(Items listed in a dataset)
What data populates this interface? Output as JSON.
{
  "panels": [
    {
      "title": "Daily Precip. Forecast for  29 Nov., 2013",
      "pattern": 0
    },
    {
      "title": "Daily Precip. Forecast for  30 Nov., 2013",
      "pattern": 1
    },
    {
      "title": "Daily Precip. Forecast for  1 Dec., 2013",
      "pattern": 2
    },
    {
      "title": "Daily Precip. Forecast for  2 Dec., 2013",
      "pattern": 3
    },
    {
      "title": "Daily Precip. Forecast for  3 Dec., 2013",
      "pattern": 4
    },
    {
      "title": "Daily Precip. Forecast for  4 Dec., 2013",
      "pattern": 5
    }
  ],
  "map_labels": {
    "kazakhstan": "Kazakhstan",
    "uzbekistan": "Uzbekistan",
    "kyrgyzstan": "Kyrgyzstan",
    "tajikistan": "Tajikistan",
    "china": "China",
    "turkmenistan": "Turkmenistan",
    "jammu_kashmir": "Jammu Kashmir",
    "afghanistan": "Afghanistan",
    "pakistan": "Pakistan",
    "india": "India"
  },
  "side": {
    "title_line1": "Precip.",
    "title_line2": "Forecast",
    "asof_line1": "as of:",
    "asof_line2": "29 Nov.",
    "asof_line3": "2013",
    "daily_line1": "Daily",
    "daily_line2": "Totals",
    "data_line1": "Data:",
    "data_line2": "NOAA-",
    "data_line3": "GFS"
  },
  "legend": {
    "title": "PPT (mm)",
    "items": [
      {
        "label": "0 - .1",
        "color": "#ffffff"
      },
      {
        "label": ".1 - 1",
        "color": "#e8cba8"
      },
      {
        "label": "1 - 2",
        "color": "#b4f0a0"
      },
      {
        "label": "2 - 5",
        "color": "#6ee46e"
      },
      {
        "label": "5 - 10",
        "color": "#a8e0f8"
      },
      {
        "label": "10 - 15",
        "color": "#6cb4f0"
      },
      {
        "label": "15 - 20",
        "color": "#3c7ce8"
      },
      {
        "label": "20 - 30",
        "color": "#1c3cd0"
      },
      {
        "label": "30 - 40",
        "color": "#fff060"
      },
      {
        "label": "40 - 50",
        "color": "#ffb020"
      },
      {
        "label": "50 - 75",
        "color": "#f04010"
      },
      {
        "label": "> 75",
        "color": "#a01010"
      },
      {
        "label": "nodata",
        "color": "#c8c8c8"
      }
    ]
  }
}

→ **TASK DIRECTIONS**: Repeat the lines above exactly.

→ **SOLVED PROBLEM**:
What data populates this interface? Output as JSON.
{
  "panels": [
    {
      "title": "Daily Precip. Forecast for  29 Nov., 2013",
      "pattern": 0
    },
    {
      "title": "Daily Precip. Forecast for  30 Nov., 2013",
      "pattern": 1
    },
    {
      "title": "Daily Precip. Forecast for  1 Dec., 2013",
      "pattern": 2
    },
    {
      "title": "Daily Precip. Forecast for  2 Dec., 2013",
      "pattern": 3
    },
    {
      "title": "Daily Precip. Forecast for  3 Dec., 2013",
      "pattern": 4
    },
    {
      "title": "Daily Precip. Forecast for  4 Dec., 2013",
      "pattern": 5
    }
  ],
  "map_labels": {
    "kazakhstan": "Kazakhstan",
    "uzbekistan": "Uzbekistan",
    "kyrgyzstan": "Kyrgyzstan",
    "tajikistan": "Tajikistan",
    "china": "China",
    "turkmenistan": "Turkmenistan",
    "jammu_kashmir": "Jammu Kashmir",
    "afghanistan": "Afghanistan",
    "pakistan": "Pakistan",
    "india": "India"
  },
  "side": {
    "title_line1": "Precip.",
    "title_line2": "Forecast",
    "asof_line1": "as of:",
    "asof_line2": "29 Nov.",
    "asof_line3": "2013",
    "daily_line1": "Daily",
    "daily_line2": "Totals",
    "data_line1": "Data:",
    "data_line2": "NOAA-",
    "data_line3": "GFS"
  },
  "legend": {
    "title": "PPT (mm)",
    "items": [
      {
        "label": "0 - .1",
        "color": "#ffffff"
      },
      {
        "label": ".1 - 1",
        "color": "#e8cba8"
      },
      {
        "label": "1 - 2",
        "color": "#b4f0a0"
      },
      {
        "label": "2 - 5",
        "color": "#6ee46e"
      },
      {
        "label": "5 - 10",
        "color": "#a8e0f8"
      },
      {
        "label": "10 - 15",
        "color": "#6cb4f0"
      },
      {
        "label": "15 - 20",
        "color": "#3c7ce8"
      },
      {
        "label": "20 - 30",
        "color": "#1c3cd0"
      },
      {
        "label": "30 - 40",
        "color": "#fff060"
      },
      {
        "label": "40 - 50",
        "color": "#ffb020"
      },
      {
        "label": "50 - 75",
        "color": "#f04010"
      },
      {
        "label": "> 75",
        "color": "#a01010"
      },
      {
        "label": "nodata",
        "color": "#c8c8c8"
      }
    ]
  }
}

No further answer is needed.